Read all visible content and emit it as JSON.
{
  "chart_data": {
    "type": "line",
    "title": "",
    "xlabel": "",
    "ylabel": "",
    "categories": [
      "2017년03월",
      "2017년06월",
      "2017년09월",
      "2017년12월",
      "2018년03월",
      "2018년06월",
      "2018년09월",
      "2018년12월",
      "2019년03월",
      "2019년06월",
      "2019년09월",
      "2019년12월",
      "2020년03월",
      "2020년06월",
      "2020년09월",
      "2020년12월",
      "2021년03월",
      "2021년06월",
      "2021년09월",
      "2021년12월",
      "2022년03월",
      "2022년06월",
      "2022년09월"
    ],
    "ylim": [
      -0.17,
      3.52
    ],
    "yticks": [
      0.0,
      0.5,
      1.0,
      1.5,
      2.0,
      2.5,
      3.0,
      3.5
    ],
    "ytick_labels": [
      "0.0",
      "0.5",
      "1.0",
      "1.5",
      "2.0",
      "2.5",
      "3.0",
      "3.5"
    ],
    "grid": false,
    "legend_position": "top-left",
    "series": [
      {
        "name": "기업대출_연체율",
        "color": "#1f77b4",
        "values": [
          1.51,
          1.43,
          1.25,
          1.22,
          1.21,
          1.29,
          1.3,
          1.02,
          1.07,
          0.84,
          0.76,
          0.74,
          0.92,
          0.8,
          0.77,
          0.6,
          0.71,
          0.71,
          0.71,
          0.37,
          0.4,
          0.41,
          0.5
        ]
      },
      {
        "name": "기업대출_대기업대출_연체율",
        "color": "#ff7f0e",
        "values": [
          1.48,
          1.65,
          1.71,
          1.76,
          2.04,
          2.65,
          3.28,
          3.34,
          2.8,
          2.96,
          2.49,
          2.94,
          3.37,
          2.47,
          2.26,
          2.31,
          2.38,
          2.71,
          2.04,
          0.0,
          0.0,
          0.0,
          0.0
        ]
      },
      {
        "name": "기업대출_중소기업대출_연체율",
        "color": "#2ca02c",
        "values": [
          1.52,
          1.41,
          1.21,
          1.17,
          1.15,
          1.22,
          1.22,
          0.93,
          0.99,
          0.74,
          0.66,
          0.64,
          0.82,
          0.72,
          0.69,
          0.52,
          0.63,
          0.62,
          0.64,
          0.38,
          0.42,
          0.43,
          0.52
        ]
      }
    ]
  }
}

Stated problem ->
Find every line with "color" in the listing and state how many there are, nothing else.

Result of this exercise ->
3